[start Excerpted records]

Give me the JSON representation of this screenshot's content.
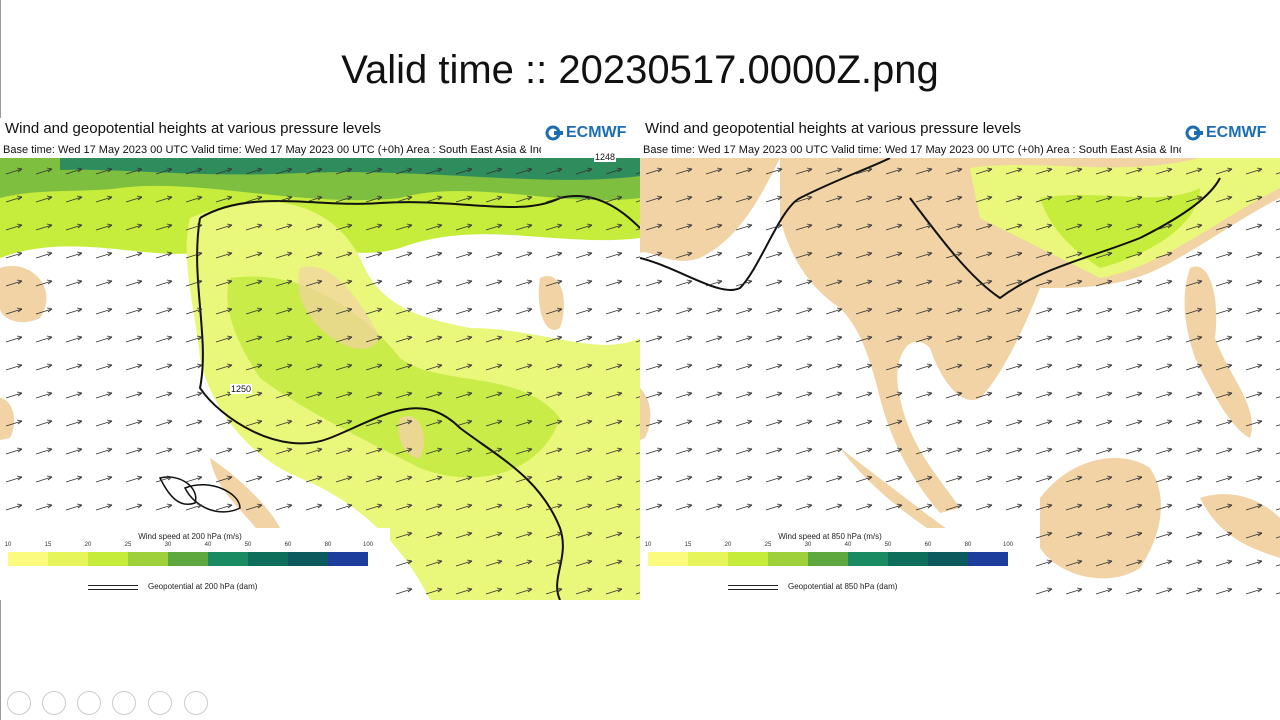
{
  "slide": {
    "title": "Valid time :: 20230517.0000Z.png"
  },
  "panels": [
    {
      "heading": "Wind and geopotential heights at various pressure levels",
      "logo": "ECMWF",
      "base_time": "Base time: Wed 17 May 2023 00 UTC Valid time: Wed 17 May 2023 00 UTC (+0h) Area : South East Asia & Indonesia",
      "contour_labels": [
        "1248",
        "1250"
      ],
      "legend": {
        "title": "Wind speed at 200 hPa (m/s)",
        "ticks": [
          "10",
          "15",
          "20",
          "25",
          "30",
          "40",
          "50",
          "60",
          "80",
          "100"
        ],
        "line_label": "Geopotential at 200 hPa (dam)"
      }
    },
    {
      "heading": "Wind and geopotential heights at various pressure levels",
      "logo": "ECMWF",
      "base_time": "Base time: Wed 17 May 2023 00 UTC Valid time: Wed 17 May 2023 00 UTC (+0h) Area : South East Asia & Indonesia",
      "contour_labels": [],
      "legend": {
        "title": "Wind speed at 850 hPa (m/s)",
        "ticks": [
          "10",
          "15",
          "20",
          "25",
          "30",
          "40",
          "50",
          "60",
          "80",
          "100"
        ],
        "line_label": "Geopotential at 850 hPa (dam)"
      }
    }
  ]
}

[end Excerpted records]

## Aim of the task
Output the records above exactly; leave out the pictures.

## Reply
Give me the JSON representation of this screenshot's content.
{
  "slide": {
    "title": "Valid time :: 20230517.0000Z.png"
  },
  "panels": [
    {
      "heading": "Wind and geopotential heights at various pressure levels",
      "logo": "ECMWF",
      "base_time": "Base time: Wed 17 May 2023 00 UTC Valid time: Wed 17 May 2023 00 UTC (+0h) Area : South East Asia & Indonesia",
      "contour_labels": [
        "1248",
        "1250"
      ],
      "legend": {
        "title": "Wind speed at 200 hPa (m/s)",
        "ticks": [
          "10",
          "15",
          "20",
          "25",
          "30",
          "40",
          "50",
          "60",
          "80",
          "100"
        ],
        "line_label": "Geopotential at 200 hPa (dam)"
      }
    },
    {
      "heading": "Wind and geopotential heights at various pressure levels",
      "logo": "ECMWF",
      "base_time": "Base time: Wed 17 May 2023 00 UTC Valid time: Wed 17 May 2023 00 UTC (+0h) Area : South East Asia & Indonesia",
      "contour_labels": [],
      "legend": {
        "title": "Wind speed at 850 hPa (m/s)",
        "ticks": [
          "10",
          "15",
          "20",
          "25",
          "30",
          "40",
          "50",
          "60",
          "80",
          "100"
        ],
        "line_label": "Geopotential at 850 hPa (dam)"
      }
    }
  ]
}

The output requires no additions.